AIM:
Below are some records; retype all of them exactly.

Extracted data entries
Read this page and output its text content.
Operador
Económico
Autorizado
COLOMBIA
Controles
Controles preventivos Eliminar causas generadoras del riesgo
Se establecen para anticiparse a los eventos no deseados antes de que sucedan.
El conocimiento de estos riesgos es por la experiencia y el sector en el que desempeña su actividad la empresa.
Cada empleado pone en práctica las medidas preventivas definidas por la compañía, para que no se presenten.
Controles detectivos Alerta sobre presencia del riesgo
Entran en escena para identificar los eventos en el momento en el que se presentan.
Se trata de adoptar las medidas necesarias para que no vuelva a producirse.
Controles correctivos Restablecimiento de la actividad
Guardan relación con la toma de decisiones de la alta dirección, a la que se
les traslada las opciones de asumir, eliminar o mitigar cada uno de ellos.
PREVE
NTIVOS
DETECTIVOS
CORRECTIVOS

FULL SOLUTION:
Read this page and output its text content.
Operador
Económico
Autorizado
COLOMBIA
Controles
Controles preventivos Eliminar causas generadoras del riesgo
Se establecen para anticiparse a los eventos no deseados antes de que sucedan.
El conocimiento de estos riesgos es por la experiencia y el sector en el que desempeña su actividad la empresa.
Cada empleado pone en práctica las medidas preventivas definidas por la compañía, para que no se presenten.
Controles detectivos Alerta sobre presencia del riesgo
Entran en escena para identificar los eventos en el momento en el que se presentan.
Se trata de adoptar las medidas necesarias para que no vuelva a producirse.
Controles correctivos Restablecimiento de la actividad
Guardan relación con la toma de decisiones de la alta dirección, a la que se
les traslada las opciones de asumir, eliminar o mitigar cada uno de ellos.
PREVE
NTIVOS
DETECTIVOS
CORRECTIVOS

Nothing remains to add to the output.